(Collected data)
━━━━

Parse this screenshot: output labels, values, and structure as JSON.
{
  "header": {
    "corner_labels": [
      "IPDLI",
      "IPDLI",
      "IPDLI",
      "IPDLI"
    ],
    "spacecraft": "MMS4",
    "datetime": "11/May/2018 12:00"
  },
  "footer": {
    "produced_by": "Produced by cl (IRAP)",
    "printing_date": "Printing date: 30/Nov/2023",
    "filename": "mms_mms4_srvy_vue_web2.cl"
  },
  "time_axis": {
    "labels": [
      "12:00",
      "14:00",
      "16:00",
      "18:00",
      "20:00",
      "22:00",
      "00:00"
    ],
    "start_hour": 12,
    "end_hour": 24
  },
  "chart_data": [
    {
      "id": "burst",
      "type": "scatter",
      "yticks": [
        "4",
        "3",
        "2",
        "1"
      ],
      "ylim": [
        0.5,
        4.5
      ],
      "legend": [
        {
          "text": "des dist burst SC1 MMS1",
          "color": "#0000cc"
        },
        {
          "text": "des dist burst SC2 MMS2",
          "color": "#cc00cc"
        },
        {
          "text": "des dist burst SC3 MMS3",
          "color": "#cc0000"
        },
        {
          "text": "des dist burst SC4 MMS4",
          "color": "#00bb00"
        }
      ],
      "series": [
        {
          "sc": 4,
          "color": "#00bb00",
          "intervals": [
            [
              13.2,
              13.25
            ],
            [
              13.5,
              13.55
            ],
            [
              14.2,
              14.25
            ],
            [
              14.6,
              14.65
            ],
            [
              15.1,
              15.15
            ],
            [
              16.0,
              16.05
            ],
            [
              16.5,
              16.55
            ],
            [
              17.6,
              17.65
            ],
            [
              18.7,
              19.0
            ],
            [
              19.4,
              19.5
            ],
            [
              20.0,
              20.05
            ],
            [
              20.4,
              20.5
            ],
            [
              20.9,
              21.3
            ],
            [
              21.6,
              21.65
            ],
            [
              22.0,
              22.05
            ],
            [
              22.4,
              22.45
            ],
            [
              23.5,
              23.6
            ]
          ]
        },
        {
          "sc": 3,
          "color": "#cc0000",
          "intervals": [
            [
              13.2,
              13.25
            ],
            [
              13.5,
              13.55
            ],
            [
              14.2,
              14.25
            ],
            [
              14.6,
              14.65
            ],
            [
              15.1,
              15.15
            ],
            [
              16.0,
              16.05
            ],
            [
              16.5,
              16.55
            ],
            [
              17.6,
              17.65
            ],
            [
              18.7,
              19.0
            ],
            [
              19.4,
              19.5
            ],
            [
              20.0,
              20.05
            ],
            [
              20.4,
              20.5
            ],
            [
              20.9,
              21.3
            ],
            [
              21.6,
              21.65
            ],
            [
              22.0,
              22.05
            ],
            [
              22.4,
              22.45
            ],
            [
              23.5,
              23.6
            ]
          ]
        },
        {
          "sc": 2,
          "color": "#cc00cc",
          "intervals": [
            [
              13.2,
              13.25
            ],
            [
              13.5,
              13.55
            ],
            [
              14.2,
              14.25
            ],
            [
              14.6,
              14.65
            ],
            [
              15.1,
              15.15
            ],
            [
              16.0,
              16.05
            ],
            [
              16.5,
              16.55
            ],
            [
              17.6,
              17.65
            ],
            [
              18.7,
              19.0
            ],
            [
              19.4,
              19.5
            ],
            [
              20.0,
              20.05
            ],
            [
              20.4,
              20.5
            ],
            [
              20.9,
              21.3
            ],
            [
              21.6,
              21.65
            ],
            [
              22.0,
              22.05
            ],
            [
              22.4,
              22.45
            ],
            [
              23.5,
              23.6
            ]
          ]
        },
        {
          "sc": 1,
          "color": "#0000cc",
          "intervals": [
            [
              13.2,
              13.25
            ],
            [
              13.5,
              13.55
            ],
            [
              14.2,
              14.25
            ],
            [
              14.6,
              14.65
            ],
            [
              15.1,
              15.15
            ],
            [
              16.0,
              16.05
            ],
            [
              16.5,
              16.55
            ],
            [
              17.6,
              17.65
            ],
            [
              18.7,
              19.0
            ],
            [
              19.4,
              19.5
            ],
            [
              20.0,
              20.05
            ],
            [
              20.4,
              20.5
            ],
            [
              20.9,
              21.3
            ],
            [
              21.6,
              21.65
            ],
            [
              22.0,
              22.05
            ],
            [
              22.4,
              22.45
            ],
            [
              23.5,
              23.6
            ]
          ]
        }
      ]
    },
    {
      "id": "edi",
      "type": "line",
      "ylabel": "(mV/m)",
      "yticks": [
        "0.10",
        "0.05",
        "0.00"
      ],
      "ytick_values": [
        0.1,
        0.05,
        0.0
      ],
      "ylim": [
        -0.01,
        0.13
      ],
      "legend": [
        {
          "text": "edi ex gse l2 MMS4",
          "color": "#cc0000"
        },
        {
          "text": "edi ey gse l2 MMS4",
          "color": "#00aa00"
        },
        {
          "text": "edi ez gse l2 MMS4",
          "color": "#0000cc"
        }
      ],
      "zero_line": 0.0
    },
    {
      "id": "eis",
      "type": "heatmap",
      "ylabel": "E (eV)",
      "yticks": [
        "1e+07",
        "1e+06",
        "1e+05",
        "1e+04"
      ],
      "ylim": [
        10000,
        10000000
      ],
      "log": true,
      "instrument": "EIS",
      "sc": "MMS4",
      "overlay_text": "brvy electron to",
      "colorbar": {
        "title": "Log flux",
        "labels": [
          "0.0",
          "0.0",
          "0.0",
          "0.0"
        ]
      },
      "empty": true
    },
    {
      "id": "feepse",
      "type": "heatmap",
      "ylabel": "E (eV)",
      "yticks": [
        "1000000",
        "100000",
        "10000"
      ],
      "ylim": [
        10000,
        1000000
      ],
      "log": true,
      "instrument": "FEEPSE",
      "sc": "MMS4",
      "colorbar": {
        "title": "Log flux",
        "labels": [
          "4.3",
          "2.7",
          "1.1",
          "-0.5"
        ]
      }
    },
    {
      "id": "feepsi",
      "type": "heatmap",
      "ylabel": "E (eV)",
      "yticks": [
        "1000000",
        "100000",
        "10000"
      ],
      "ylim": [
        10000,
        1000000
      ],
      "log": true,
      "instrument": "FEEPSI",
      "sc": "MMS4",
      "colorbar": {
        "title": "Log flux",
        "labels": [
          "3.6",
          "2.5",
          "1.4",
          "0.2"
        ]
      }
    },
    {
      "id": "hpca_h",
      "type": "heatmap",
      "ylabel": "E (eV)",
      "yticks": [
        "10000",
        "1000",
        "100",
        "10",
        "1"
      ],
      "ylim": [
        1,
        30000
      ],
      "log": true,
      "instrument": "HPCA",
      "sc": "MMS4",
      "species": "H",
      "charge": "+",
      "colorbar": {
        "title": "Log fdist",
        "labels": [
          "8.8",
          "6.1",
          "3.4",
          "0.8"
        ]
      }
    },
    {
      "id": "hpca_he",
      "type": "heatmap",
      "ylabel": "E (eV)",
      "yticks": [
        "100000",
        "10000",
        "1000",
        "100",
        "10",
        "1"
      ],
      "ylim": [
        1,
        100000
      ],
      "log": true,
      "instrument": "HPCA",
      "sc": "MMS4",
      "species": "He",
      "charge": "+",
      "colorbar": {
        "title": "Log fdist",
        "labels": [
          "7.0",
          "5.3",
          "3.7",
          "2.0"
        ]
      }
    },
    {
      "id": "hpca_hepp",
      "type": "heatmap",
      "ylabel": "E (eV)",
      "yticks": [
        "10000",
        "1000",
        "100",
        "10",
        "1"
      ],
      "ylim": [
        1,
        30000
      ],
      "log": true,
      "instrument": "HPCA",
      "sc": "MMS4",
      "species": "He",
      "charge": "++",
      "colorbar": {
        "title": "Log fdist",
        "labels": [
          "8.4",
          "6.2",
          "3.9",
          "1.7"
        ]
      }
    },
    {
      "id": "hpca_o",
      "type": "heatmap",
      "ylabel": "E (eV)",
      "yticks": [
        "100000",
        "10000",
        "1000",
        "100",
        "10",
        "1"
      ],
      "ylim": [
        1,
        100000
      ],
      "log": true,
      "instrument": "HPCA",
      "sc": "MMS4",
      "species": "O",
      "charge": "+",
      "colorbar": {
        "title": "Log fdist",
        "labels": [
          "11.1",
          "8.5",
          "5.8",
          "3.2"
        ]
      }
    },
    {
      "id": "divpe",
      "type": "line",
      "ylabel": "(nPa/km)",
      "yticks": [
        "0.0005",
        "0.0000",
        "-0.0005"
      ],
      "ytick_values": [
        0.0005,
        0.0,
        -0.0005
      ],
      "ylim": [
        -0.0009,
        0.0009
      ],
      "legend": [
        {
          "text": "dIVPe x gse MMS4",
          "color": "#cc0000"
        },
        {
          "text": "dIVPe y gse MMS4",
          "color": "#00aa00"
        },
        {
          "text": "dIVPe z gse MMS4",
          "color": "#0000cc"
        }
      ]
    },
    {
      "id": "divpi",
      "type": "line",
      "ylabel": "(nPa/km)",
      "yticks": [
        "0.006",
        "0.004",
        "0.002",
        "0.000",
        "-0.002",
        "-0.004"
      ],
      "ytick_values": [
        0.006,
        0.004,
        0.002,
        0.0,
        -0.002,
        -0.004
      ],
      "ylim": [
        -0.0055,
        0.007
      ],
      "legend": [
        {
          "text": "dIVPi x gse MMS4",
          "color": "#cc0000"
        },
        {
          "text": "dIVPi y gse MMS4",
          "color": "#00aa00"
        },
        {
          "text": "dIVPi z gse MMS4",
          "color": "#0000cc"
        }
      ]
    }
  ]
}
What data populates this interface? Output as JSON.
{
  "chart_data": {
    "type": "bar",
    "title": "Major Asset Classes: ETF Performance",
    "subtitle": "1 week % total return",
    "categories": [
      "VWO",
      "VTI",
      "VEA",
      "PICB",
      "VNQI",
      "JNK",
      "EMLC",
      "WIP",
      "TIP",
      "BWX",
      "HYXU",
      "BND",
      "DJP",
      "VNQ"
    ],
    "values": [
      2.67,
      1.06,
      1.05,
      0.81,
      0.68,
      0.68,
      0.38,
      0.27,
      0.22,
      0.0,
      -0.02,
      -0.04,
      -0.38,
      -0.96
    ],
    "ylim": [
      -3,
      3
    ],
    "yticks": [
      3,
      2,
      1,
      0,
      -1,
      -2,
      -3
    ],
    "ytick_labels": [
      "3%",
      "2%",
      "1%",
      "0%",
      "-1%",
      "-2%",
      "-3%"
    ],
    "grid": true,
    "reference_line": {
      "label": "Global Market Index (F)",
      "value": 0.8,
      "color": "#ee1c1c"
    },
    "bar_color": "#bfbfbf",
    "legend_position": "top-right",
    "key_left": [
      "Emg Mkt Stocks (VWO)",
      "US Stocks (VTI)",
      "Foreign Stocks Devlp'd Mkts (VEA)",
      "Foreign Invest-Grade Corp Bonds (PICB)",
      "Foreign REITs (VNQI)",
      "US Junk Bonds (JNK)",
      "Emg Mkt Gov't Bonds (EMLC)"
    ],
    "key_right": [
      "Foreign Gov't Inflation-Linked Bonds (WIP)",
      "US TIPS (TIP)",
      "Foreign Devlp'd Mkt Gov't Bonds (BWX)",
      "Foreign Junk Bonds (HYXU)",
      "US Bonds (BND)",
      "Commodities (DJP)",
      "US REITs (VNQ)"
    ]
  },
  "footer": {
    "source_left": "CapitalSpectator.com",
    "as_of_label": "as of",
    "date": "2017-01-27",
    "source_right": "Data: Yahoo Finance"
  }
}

━━━━

Pick each line holding the word "Junk" out of the data and copy it.

      "US Junk Bonds (JNK)",
      "Foreign Junk Bonds (HYXU)",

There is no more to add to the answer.